◆ **PROVIDED RECORDS**
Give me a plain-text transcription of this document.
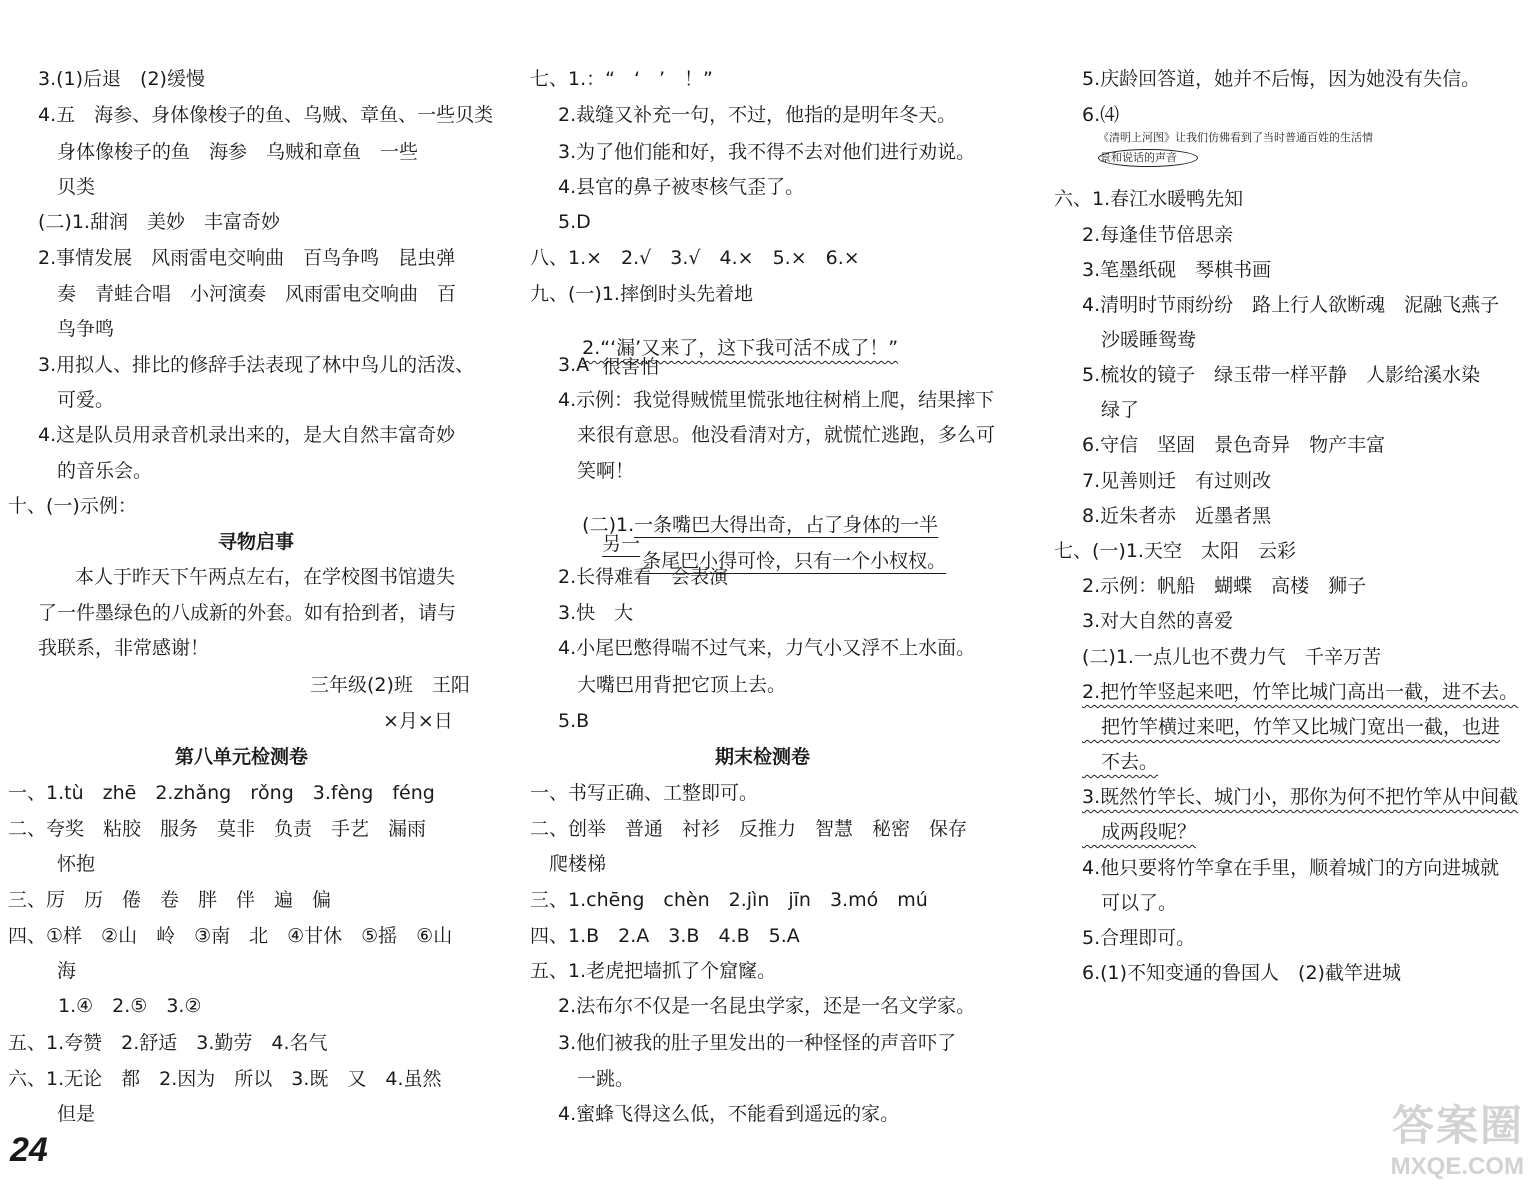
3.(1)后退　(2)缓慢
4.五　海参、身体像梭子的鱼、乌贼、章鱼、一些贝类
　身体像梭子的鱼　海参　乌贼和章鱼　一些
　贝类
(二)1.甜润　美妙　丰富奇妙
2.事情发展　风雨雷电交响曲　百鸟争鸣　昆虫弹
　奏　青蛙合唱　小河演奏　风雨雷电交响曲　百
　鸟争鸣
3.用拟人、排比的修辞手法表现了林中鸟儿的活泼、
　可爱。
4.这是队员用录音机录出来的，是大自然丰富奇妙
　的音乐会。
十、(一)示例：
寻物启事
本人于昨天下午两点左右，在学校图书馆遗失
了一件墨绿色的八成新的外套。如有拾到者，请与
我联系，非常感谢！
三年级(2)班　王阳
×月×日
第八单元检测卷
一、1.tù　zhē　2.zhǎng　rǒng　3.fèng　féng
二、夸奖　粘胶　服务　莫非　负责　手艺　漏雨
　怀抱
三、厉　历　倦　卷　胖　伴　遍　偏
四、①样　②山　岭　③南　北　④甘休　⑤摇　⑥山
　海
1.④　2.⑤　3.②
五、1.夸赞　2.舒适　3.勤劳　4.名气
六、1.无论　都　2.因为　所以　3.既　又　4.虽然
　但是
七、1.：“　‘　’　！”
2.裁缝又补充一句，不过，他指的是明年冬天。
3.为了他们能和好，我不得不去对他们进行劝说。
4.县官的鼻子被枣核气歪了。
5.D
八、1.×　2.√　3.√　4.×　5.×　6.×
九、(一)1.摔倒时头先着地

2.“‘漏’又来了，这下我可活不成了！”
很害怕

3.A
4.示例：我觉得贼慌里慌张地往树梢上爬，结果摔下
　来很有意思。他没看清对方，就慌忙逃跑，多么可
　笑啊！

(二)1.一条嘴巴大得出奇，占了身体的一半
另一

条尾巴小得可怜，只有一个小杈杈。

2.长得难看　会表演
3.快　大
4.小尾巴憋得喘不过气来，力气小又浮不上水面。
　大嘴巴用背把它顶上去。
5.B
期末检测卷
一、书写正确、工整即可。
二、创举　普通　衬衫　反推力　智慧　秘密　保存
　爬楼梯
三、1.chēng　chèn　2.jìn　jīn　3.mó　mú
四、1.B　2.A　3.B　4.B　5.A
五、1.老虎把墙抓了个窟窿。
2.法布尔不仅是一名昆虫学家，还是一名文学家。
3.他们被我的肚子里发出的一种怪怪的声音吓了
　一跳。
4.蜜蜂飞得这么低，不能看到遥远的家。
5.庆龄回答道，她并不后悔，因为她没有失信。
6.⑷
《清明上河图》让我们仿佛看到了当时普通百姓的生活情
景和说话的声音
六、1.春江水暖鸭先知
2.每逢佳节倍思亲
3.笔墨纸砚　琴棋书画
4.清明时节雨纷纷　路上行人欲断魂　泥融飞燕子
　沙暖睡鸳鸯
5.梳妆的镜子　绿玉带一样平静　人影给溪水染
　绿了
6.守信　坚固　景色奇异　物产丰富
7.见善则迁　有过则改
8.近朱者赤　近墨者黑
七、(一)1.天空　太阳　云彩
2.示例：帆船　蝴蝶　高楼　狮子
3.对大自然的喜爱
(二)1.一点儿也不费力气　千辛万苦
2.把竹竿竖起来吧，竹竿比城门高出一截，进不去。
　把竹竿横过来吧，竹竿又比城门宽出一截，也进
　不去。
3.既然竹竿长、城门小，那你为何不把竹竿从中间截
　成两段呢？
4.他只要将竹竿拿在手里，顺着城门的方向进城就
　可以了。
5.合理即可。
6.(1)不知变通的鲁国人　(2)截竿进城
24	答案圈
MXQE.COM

◆ **GOAL**
Except for the pictures, give all the material above again verbatim.

◆ **REPLY**
Give me a plain-text transcription of this document.
3.(1)后退　(2)缓慢
4.五　海参、身体像梭子的鱼、乌贼、章鱼、一些贝类
　身体像梭子的鱼　海参　乌贼和章鱼　一些
　贝类
(二)1.甜润　美妙　丰富奇妙
2.事情发展　风雨雷电交响曲　百鸟争鸣　昆虫弹
　奏　青蛙合唱　小河演奏　风雨雷电交响曲　百
　鸟争鸣
3.用拟人、排比的修辞手法表现了林中鸟儿的活泼、
　可爱。
4.这是队员用录音机录出来的，是大自然丰富奇妙
　的音乐会。
十、(一)示例：
寻物启事
本人于昨天下午两点左右，在学校图书馆遗失
了一件墨绿色的八成新的外套。如有拾到者，请与
我联系，非常感谢！
三年级(2)班　王阳
×月×日
第八单元检测卷
一、1.tù　zhē　2.zhǎng　rǒng　3.fèng　féng
二、夸奖　粘胶　服务　莫非　负责　手艺　漏雨
　怀抱
三、厉　历　倦　卷　胖　伴　遍　偏
四、①样　②山　岭　③南　北　④甘休　⑤摇　⑥山
　海
1.④　2.⑤　3.②
五、1.夸赞　2.舒适　3.勤劳　4.名气
六、1.无论　都　2.因为　所以　3.既　又　4.虽然
　但是
七、1.：“　‘　’　！”
2.裁缝又补充一句，不过，他指的是明年冬天。
3.为了他们能和好，我不得不去对他们进行劝说。
4.县官的鼻子被枣核气歪了。
5.D
八、1.×　2.√　3.√　4.×　5.×　6.×
九、(一)1.摔倒时头先着地

2.“‘漏’又来了，这下我可活不成了！”
很害怕

3.A
4.示例：我觉得贼慌里慌张地往树梢上爬，结果摔下
　来很有意思。他没看清对方，就慌忙逃跑，多么可
　笑啊！

(二)1.一条嘴巴大得出奇，占了身体的一半
另一

条尾巴小得可怜，只有一个小杈杈。

2.长得难看　会表演
3.快　大
4.小尾巴憋得喘不过气来，力气小又浮不上水面。
　大嘴巴用背把它顶上去。
5.B
期末检测卷
一、书写正确、工整即可。
二、创举　普通　衬衫　反推力　智慧　秘密　保存
　爬楼梯
三、1.chēng　chèn　2.jìn　jīn　3.mó　mú
四、1.B　2.A　3.B　4.B　5.A
五、1.老虎把墙抓了个窟窿。
2.法布尔不仅是一名昆虫学家，还是一名文学家。
3.他们被我的肚子里发出的一种怪怪的声音吓了
　一跳。
4.蜜蜂飞得这么低，不能看到遥远的家。
5.庆龄回答道，她并不后悔，因为她没有失信。
6.⑷
《清明上河图》让我们仿佛看到了当时普通百姓的生活情
景和说话的声音
六、1.春江水暖鸭先知
2.每逢佳节倍思亲
3.笔墨纸砚　琴棋书画
4.清明时节雨纷纷　路上行人欲断魂　泥融飞燕子
　沙暖睡鸳鸯
5.梳妆的镜子　绿玉带一样平静　人影给溪水染
　绿了
6.守信　坚固　景色奇异　物产丰富
7.见善则迁　有过则改
8.近朱者赤　近墨者黑
七、(一)1.天空　太阳　云彩
2.示例：帆船　蝴蝶　高楼　狮子
3.对大自然的喜爱
(二)1.一点儿也不费力气　千辛万苦
2.把竹竿竖起来吧，竹竿比城门高出一截，进不去。
　把竹竿横过来吧，竹竿又比城门宽出一截，也进
　不去。
3.既然竹竿长、城门小，那你为何不把竹竿从中间截
　成两段呢？
4.他只要将竹竿拿在手里，顺着城门的方向进城就
　可以了。
5.合理即可。
6.(1)不知变通的鲁国人　(2)截竿进城
24	答案圈
MXQE.COM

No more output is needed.